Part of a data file
* BEGIN *
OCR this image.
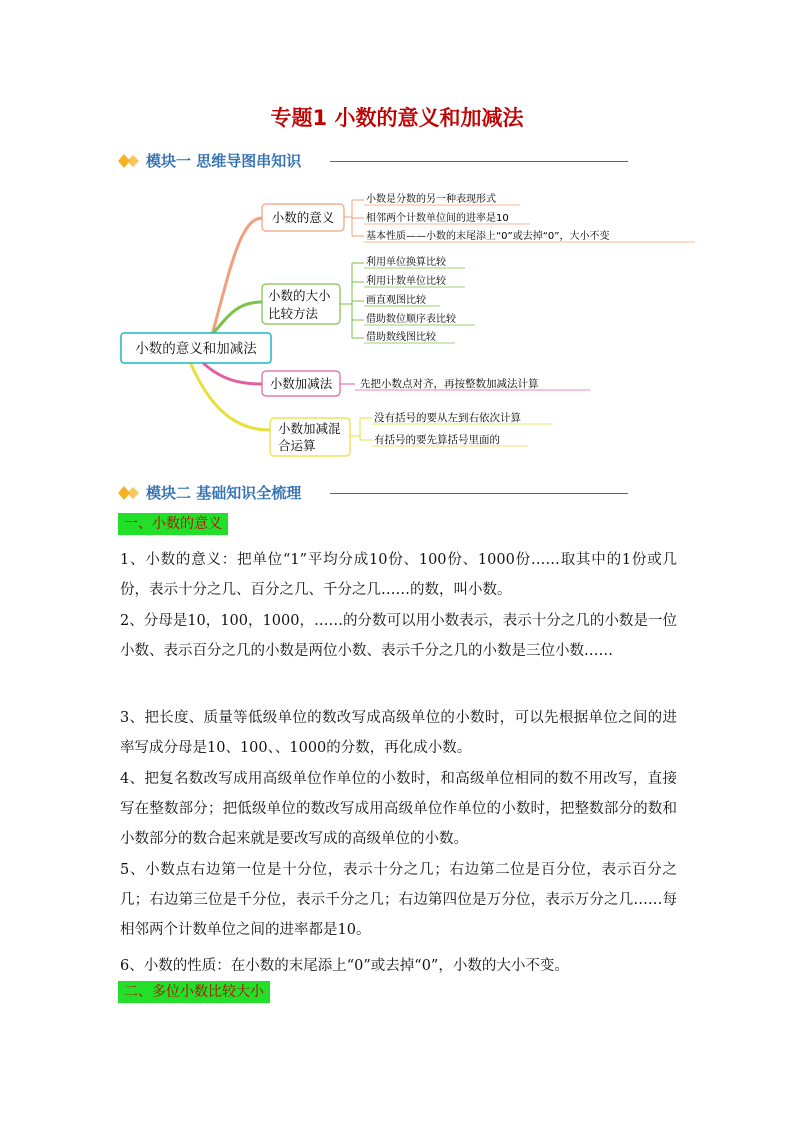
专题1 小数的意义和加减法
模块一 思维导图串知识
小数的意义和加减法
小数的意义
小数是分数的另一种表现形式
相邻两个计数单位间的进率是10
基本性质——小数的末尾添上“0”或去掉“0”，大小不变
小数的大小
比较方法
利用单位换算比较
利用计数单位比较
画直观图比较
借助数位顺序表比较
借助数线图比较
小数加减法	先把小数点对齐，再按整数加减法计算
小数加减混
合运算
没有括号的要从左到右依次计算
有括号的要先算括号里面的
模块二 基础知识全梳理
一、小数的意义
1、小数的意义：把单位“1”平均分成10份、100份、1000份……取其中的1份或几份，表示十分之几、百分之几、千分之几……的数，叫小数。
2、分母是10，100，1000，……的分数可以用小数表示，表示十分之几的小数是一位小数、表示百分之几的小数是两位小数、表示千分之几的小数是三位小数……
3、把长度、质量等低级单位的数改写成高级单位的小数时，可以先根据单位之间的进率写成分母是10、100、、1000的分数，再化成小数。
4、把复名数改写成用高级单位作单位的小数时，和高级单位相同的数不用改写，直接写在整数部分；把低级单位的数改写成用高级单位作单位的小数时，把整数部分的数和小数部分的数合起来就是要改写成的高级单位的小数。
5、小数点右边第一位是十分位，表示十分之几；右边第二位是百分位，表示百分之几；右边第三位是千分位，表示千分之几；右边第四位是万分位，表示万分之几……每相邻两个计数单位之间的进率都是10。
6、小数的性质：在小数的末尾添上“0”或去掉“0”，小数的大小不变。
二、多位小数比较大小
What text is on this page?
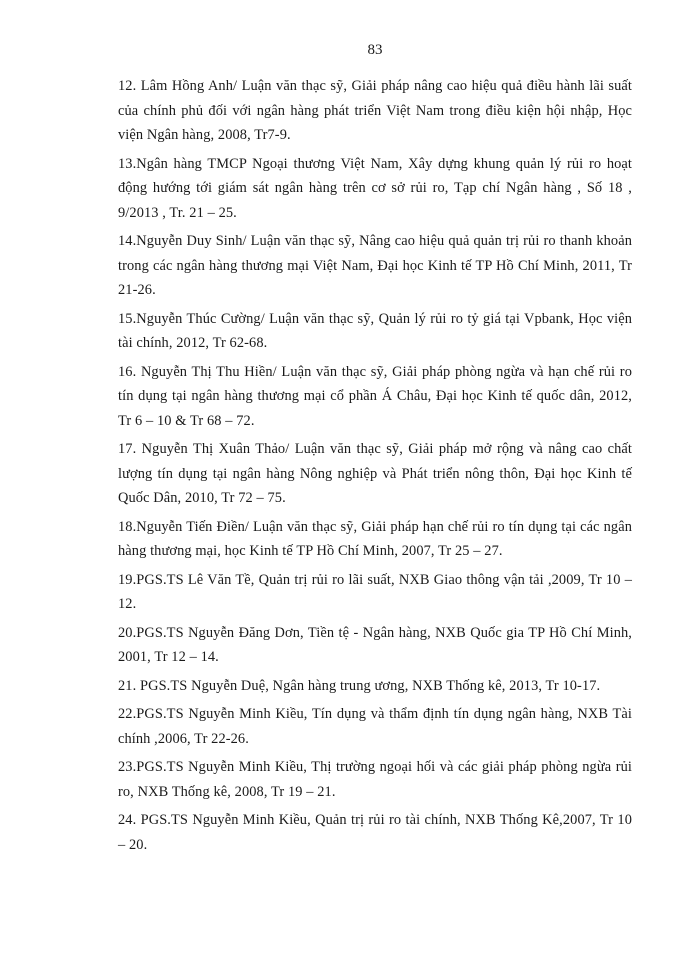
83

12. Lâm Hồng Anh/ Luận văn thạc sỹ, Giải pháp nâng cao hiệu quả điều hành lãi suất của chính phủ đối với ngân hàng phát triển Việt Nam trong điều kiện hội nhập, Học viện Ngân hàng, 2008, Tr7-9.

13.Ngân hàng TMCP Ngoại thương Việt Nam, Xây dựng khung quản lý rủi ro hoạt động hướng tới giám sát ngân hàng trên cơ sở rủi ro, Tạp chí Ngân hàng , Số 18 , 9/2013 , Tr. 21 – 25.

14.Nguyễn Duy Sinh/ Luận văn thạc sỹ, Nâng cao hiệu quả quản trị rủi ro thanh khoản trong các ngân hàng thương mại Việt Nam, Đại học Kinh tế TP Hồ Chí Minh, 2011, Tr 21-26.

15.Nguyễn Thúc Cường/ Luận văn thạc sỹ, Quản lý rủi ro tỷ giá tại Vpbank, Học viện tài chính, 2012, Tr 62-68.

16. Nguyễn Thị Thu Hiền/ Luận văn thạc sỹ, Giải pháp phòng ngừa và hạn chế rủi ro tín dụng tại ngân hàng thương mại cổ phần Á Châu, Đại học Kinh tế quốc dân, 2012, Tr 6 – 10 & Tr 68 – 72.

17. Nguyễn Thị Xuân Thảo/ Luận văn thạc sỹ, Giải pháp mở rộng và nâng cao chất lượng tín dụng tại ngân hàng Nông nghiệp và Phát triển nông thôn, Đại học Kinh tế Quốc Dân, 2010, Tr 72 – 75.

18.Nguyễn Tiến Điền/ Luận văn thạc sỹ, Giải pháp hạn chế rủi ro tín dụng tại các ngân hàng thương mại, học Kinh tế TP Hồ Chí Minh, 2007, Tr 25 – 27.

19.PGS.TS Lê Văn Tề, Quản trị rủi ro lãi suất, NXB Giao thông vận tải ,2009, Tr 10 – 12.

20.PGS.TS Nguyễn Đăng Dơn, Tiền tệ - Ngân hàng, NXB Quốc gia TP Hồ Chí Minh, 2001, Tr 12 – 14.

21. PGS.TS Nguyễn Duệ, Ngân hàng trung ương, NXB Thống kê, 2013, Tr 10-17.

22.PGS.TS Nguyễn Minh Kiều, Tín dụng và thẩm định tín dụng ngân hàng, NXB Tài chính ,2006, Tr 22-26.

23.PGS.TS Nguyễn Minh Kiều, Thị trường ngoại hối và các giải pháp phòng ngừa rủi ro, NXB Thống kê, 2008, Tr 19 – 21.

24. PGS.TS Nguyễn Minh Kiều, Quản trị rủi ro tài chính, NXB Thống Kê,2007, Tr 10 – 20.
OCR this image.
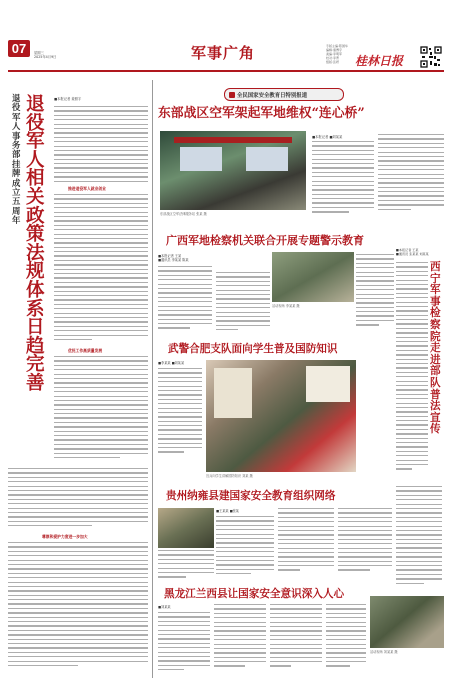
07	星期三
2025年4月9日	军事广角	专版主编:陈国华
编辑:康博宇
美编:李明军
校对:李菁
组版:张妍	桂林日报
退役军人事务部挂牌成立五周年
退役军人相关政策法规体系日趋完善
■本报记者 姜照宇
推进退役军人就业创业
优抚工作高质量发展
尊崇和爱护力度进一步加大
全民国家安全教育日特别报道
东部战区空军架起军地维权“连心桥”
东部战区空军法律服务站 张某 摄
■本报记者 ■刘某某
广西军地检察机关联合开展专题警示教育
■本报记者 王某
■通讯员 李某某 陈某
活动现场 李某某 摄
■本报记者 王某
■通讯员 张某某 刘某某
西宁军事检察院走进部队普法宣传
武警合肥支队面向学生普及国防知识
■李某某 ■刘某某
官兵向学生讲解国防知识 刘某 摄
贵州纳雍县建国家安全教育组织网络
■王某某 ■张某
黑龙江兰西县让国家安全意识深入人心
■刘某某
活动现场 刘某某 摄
* END *
What you have to do
Quote every record above exactly, leaving out any pictures.

The output
OCR this image.
专题1 小数的意义和加减法
模块一 思维导图串知识
小数的意义和加减法
小数的意义
小数是分数的另一种表现形式
相邻两个计数单位间的进率是10
基本性质——小数的末尾添上“0”或去掉“0”，大小不变
小数的大小
比较方法
利用单位换算比较
利用计数单位比较
画直观图比较
借助数位顺序表比较
借助数线图比较
小数加减法	先把小数点对齐，再按整数加减法计算
小数加减混
合运算
没有括号的要从左到右依次计算
有括号的要先算括号里面的
模块二 基础知识全梳理
一、小数的意义
1、小数的意义：把单位“1”平均分成10份、100份、1000份……取其中的1份或几份，表示十分之几、百分之几、千分之几……的数，叫小数。
2、分母是10，100，1000，……的分数可以用小数表示，表示十分之几的小数是一位小数、表示百分之几的小数是两位小数、表示千分之几的小数是三位小数……
3、把长度、质量等低级单位的数改写成高级单位的小数时，可以先根据单位之间的进率写成分母是10、100、、1000的分数，再化成小数。
4、把复名数改写成用高级单位作单位的小数时，和高级单位相同的数不用改写，直接写在整数部分；把低级单位的数改写成用高级单位作单位的小数时，把整数部分的数和小数部分的数合起来就是要改写成的高级单位的小数。
5、小数点右边第一位是十分位，表示十分之几；右边第二位是百分位，表示百分之几；右边第三位是千分位，表示千分之几；右边第四位是万分位，表示万分之几……每相邻两个计数单位之间的进率都是10。
6、小数的性质：在小数的末尾添上“0”或去掉“0”，小数的大小不变。
二、多位小数比较大小
What text is on this page?
83

12. Lâm Hồng Anh/ Luận văn thạc sỹ, Giải pháp nâng cao hiệu quả điều hành lãi suất của chính phủ đối với ngân hàng phát triển Việt Nam trong điều kiện hội nhập, Học viện Ngân hàng, 2008, Tr7-9.

13.Ngân hàng TMCP Ngoại thương Việt Nam, Xây dựng khung quản lý rủi ro hoạt động hướng tới giám sát ngân hàng trên cơ sở rủi ro, Tạp chí Ngân hàng , Số 18 , 9/2013 , Tr. 21 – 25.

14.Nguyễn Duy Sinh/ Luận văn thạc sỹ, Nâng cao hiệu quả quản trị rủi ro thanh khoản trong các ngân hàng thương mại Việt Nam, Đại học Kinh tế TP Hồ Chí Minh, 2011, Tr 21-26.

15.Nguyễn Thúc Cường/ Luận văn thạc sỹ, Quản lý rủi ro tỷ giá tại Vpbank, Học viện tài chính, 2012, Tr 62-68.

16. Nguyễn Thị Thu Hiền/ Luận văn thạc sỹ, Giải pháp phòng ngừa và hạn chế rủi ro tín dụng tại ngân hàng thương mại cổ phần Á Châu, Đại học Kinh tế quốc dân, 2012, Tr 6 – 10 & Tr 68 – 72.

17. Nguyễn Thị Xuân Thảo/ Luận văn thạc sỹ, Giải pháp mở rộng và nâng cao chất lượng tín dụng tại ngân hàng Nông nghiệp và Phát triển nông thôn, Đại học Kinh tế Quốc Dân, 2010, Tr 72 – 75.

18.Nguyễn Tiến Điền/ Luận văn thạc sỹ, Giải pháp hạn chế rủi ro tín dụng tại các ngân hàng thương mại, học Kinh tế TP Hồ Chí Minh, 2007, Tr 25 – 27.

19.PGS.TS Lê Văn Tề, Quản trị rủi ro lãi suất, NXB Giao thông vận tải ,2009, Tr 10 – 12.

20.PGS.TS Nguyễn Đăng Dơn, Tiền tệ - Ngân hàng, NXB Quốc gia TP Hồ Chí Minh, 2001, Tr 12 – 14.

21. PGS.TS Nguyễn Duệ, Ngân hàng trung ương, NXB Thống kê, 2013, Tr 10-17.

22.PGS.TS Nguyễn Minh Kiều, Tín dụng và thẩm định tín dụng ngân hàng, NXB Tài chính ,2006, Tr 22-26.

23.PGS.TS Nguyễn Minh Kiều, Thị trường ngoại hối và các giải pháp phòng ngừa rủi ro, NXB Thống kê, 2008, Tr 19 – 21.

24. PGS.TS Nguyễn Minh Kiều, Quản trị rủi ro tài chính, NXB Thống Kê,2007, Tr 10 – 20.
OCR this image.
07	星期三
2025年4月9日	军事广角	专版主编:陈国华
编辑:康博宇
美编:李明军
校对:李菁
组版:张妍	桂林日报
退役军人事务部挂牌成立五周年
退役军人相关政策法规体系日趋完善
■本报记者 姜照宇
推进退役军人就业创业
优抚工作高质量发展
尊崇和爱护力度进一步加大
全民国家安全教育日特别报道
东部战区空军架起军地维权“连心桥”
东部战区空军法律服务站 张某 摄
■本报记者 ■刘某某
广西军地检察机关联合开展专题警示教育
■本报记者 王某
■通讯员 李某某 陈某
活动现场 李某某 摄
■本报记者 王某
■通讯员 张某某 刘某某
西宁军事检察院走进部队普法宣传
武警合肥支队面向学生普及国防知识
■李某某 ■刘某某
官兵向学生讲解国防知识 刘某 摄
贵州纳雍县建国家安全教育组织网络
■王某某 ■张某
黑龙江兰西县让国家安全意识深入人心
■刘某某
活动现场 刘某某 摄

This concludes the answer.